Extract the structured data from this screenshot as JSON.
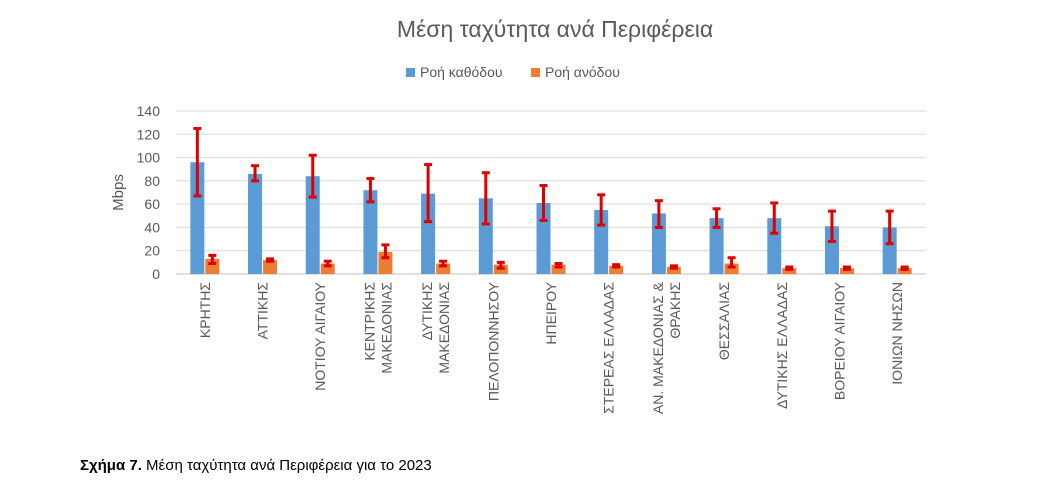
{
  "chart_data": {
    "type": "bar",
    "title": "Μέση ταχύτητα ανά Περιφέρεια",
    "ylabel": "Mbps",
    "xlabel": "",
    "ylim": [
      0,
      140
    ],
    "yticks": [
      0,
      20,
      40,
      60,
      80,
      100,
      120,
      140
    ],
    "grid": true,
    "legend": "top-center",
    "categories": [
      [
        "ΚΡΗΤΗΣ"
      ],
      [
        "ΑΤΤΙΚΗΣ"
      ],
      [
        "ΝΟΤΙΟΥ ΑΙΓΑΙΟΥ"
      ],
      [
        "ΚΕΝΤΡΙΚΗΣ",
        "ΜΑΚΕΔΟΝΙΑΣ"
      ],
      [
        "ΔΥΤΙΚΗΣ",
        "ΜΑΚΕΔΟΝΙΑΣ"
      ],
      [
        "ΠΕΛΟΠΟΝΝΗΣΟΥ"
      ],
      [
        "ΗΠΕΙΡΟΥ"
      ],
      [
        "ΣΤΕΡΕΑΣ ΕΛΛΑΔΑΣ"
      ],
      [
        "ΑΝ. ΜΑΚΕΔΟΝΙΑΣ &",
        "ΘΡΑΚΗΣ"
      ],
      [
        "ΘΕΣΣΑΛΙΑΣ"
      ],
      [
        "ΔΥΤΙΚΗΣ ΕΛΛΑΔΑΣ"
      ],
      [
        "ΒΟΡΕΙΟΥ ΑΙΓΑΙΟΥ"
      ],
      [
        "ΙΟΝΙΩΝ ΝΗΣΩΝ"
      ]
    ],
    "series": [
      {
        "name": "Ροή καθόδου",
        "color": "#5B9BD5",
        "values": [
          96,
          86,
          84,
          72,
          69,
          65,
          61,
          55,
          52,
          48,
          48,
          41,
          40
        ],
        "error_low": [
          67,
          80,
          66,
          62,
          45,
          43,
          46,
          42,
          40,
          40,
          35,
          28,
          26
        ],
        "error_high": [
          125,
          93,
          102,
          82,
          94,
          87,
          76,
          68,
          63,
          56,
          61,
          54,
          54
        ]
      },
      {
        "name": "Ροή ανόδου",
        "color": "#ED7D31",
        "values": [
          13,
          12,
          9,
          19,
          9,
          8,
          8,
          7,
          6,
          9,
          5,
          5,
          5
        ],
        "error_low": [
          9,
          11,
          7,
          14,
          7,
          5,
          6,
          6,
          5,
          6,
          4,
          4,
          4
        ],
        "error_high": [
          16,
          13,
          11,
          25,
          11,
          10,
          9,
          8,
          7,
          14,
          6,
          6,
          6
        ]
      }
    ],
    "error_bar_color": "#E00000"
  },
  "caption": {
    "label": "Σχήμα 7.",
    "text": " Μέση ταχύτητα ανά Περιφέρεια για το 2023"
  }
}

+-------+

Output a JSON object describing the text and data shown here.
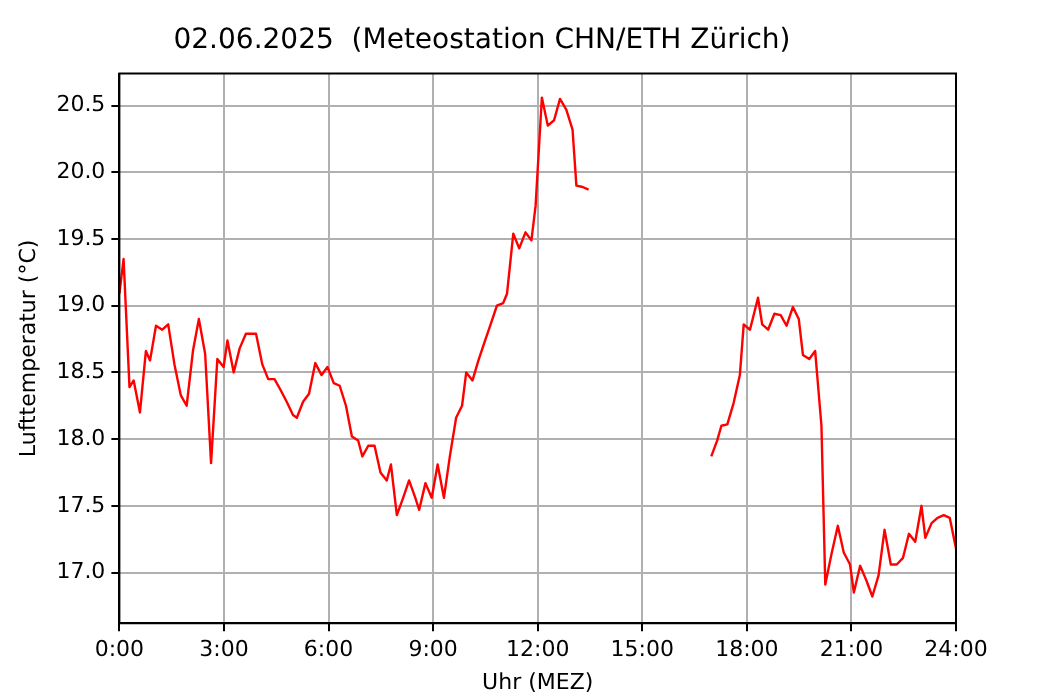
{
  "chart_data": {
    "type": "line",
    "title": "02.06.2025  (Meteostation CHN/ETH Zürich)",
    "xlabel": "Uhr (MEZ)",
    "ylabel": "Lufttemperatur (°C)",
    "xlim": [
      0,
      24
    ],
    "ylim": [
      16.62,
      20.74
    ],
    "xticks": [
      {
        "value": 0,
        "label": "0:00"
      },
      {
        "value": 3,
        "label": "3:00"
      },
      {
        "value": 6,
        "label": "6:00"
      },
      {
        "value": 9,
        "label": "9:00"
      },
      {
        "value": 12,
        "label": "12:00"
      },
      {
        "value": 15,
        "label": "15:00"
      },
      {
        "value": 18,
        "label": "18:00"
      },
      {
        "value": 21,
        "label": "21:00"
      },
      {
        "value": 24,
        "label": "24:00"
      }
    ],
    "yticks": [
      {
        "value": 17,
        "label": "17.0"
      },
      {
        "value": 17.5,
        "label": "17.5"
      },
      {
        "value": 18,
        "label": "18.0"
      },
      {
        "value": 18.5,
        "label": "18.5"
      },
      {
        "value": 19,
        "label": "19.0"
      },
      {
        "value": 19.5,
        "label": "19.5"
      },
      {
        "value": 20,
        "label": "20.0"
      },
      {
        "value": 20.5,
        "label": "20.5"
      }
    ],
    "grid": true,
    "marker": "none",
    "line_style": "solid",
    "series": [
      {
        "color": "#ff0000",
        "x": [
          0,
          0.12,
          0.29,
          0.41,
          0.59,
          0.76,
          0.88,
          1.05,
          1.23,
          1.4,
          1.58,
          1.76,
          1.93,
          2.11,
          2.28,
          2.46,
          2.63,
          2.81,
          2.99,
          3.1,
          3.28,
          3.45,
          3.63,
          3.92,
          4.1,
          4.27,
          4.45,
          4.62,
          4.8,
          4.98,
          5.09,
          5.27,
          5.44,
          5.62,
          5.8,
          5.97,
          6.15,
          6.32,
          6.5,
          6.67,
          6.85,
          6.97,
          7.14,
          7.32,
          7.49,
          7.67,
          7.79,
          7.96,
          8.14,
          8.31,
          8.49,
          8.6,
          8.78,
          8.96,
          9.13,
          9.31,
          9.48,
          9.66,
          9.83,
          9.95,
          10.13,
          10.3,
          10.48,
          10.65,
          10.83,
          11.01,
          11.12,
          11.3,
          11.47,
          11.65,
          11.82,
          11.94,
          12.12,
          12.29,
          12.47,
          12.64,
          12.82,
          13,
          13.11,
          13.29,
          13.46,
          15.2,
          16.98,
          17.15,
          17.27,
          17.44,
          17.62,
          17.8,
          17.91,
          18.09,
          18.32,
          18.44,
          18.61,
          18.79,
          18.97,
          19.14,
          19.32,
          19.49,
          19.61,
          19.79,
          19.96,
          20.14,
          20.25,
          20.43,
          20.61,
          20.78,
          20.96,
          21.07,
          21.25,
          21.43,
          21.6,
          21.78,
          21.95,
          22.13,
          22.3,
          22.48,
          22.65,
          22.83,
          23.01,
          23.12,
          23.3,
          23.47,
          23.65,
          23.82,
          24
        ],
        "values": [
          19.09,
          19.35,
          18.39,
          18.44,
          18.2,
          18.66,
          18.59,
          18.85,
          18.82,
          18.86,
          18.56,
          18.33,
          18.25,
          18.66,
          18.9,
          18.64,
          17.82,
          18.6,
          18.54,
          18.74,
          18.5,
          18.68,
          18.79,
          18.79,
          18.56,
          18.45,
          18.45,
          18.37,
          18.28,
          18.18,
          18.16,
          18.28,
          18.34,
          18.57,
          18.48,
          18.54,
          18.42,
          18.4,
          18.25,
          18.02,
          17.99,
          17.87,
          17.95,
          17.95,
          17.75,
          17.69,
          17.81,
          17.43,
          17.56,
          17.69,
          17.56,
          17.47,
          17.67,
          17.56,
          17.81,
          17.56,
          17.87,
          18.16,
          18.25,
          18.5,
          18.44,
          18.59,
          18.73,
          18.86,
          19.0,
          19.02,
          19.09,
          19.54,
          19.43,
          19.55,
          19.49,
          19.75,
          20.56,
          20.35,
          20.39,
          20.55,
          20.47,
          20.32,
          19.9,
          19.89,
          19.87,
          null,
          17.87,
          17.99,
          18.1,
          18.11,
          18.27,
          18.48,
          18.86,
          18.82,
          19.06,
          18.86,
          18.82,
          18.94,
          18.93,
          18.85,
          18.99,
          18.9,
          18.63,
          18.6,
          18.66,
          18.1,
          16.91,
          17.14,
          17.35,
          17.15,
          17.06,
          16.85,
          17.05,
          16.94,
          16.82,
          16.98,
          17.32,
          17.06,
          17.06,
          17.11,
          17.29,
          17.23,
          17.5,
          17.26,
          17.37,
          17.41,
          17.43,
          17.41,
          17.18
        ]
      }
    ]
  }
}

+-------+

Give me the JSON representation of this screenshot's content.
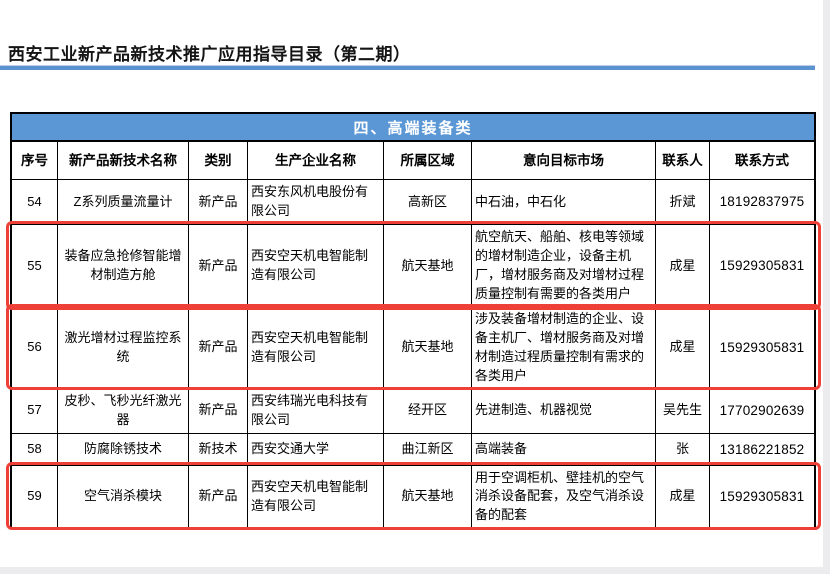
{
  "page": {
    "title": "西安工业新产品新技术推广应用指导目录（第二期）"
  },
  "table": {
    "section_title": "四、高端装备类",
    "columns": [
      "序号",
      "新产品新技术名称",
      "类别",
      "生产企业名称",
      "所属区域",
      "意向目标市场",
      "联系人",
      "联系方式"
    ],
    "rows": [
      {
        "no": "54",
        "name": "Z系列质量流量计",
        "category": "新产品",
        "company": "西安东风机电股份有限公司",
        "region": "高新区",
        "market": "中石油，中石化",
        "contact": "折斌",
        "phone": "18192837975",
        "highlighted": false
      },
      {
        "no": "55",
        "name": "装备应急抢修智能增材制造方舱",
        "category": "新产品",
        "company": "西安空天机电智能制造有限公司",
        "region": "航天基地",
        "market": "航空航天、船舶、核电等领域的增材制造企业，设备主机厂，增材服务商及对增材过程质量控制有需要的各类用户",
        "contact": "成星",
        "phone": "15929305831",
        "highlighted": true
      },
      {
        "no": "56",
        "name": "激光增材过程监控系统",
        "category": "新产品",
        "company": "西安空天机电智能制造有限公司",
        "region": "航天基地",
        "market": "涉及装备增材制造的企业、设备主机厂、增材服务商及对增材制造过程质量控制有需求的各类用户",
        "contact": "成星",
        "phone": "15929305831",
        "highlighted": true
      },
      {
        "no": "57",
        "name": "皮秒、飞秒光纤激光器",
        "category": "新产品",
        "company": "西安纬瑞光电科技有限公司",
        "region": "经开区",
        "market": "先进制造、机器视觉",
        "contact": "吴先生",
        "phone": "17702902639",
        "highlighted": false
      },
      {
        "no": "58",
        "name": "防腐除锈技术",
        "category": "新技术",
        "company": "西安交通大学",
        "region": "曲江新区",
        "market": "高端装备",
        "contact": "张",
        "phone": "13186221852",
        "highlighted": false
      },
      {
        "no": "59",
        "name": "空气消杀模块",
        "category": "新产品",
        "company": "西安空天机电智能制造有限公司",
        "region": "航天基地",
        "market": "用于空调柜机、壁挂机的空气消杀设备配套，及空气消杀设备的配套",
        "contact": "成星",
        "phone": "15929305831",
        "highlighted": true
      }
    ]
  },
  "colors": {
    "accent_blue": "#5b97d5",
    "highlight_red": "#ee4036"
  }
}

+-------+

§ Task instructions
Pull every line containing "this" from the data.

§ Complete output
Extract the structured data from this screenshot as JSON.
Give me the JSON representation of this screenshot's content.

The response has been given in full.